| EXERCISE TASK |
Make an exact copy of the records, with the pictures left out.

# SUPPLIED MATERIAL start

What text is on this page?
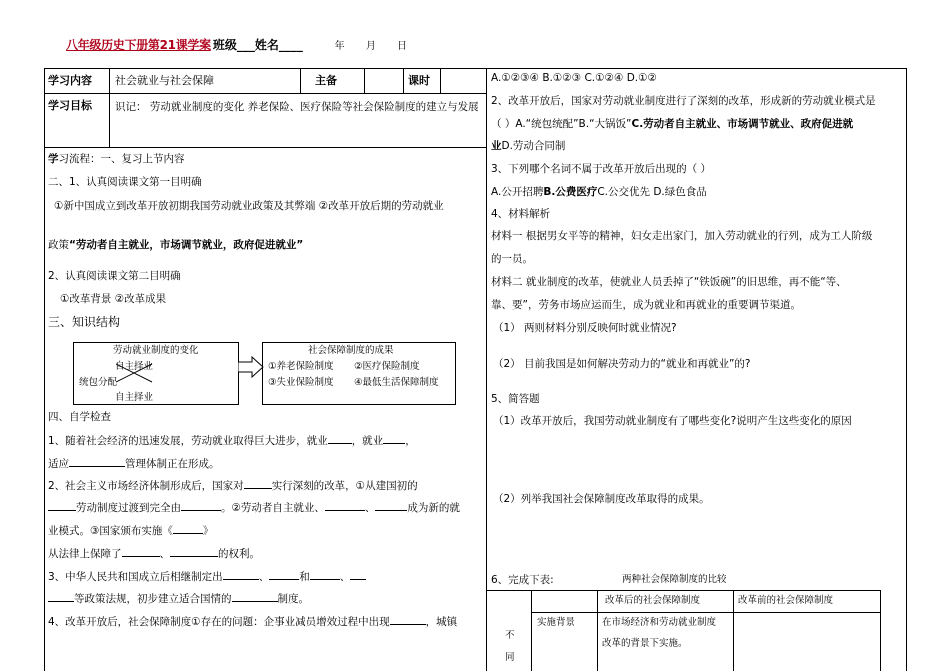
八年级历史下册第21课学案 班级___姓名____	年 月 日
学习内容 社会就业与社会保障	主备	课时
学习目标 识记： 劳动就业制度的变化 养老保险、医疗保险等社会保险制度的建立与发展
学习流程：一、复习上节内容
二、1、认真阅读课文第一目明确
①新中国成立到改革开放初期我国劳动就业政策及其弊端 ②改革开放后期的劳动就业
政策“劳动者自主就业，市场调节就业，政府促进就业”
2、认真阅读课文第二目明确
①改革背景 ②改革成果
三、知识结构
劳动就业制度的变化
自主择业
统包分配
自主择业
社会保障制度的成果
①养老保险制度 ②医疗保险制度
③失业保险制度 ④最低生活保障制度
四、自学检查
1、随着社会经济的迅速发展，劳动就业取得巨大进步，就业 ，就业 ，
适应	管理体制正在形成。
2、社会主义市场经济体制形成后，国家对	实行深刻的改革，①从建国初的
劳动制度过渡到完全由	。②劳动者自主就业、	、	成为新的就
业模式。③国家颁布实施《	》
从法律上保障了	、	的权利。
3、中华人民共和国成立后相继制定出	、	和	、
等政策法规，初步建立适合国情的	制度。
4、改革开放后，社会保障制度①存在的问题：企事业减员增效过程中出现	，城镇
A.①②③④ B.①②③ C.①②④ D.①②
2、改革开放后，国家对劳动就业制度进行了深刻的改革，形成新的劳动就业模式是
（ ）A.“统包统配”B.“大锅饭”C.劳动者自主就业、市场调节就业、政府促进就
业D.劳动合同制
3、下列哪个名词不属于改革开放后出现的（ ）
A.公开招聘B.公费医疗C.公交优先 D.绿色食品
4、材料解析
材料一 根据男女平等的精神，妇女走出家门，加入劳动就业的行列，成为工人阶级
的一员。
材料二 就业制度的改革，使就业人员丢掉了“铁饭碗”的旧思维，再不能“等、
靠、要”，劳务市场应运而生，成为就业和再就业的重要调节渠道。
（1） 两则材料分别反映何时就业情况?
（2） 目前我国是如何解决劳动力的“就业和再就业”的?
5、简答题
（1）改革开放后，我国劳动就业制度有了哪些变化?说明产生这些变化的原因
（2）列举我国社会保障制度改革取得的成果。
6、完成下表:	两种社会保障制度的比较
改革后的社会保障制度	改革前的社会保障制度
不同
实施背景	在市场经济和劳动就业制度
改革的背景下实施。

# SUPPLIED MATERIAL end

| EXERCISE RESULT |
What text is on this page?
八年级历史下册第21课学案 班级___姓名____	年 月 日
学习内容 社会就业与社会保障	主备	课时
学习目标 识记： 劳动就业制度的变化 养老保险、医疗保险等社会保险制度的建立与发展
学习流程：一、复习上节内容
二、1、认真阅读课文第一目明确
①新中国成立到改革开放初期我国劳动就业政策及其弊端 ②改革开放后期的劳动就业
政策“劳动者自主就业，市场调节就业，政府促进就业”
2、认真阅读课文第二目明确
①改革背景 ②改革成果
三、知识结构
劳动就业制度的变化
自主择业
统包分配
自主择业
社会保障制度的成果
①养老保险制度 ②医疗保险制度
③失业保险制度 ④最低生活保障制度
四、自学检查
1、随着社会经济的迅速发展，劳动就业取得巨大进步，就业 ，就业 ，
适应	管理体制正在形成。
2、社会主义市场经济体制形成后，国家对	实行深刻的改革，①从建国初的
劳动制度过渡到完全由	。②劳动者自主就业、	、	成为新的就
业模式。③国家颁布实施《	》
从法律上保障了	、	的权利。
3、中华人民共和国成立后相继制定出	、	和	、
等政策法规，初步建立适合国情的	制度。
4、改革开放后，社会保障制度①存在的问题：企事业减员增效过程中出现	，城镇
A.①②③④ B.①②③ C.①②④ D.①②
2、改革开放后，国家对劳动就业制度进行了深刻的改革，形成新的劳动就业模式是
（ ）A.“统包统配”B.“大锅饭”C.劳动者自主就业、市场调节就业、政府促进就
业D.劳动合同制
3、下列哪个名词不属于改革开放后出现的（ ）
A.公开招聘B.公费医疗C.公交优先 D.绿色食品
4、材料解析
材料一 根据男女平等的精神，妇女走出家门，加入劳动就业的行列，成为工人阶级
的一员。
材料二 就业制度的改革，使就业人员丢掉了“铁饭碗”的旧思维，再不能“等、
靠、要”，劳务市场应运而生，成为就业和再就业的重要调节渠道。
（1） 两则材料分别反映何时就业情况?
（2） 目前我国是如何解决劳动力的“就业和再就业”的?
5、简答题
（1）改革开放后，我国劳动就业制度有了哪些变化?说明产生这些变化的原因
（2）列举我国社会保障制度改革取得的成果。
6、完成下表:	两种社会保障制度的比较
改革后的社会保障制度	改革前的社会保障制度
不同
实施背景	在市场经济和劳动就业制度
改革的背景下实施。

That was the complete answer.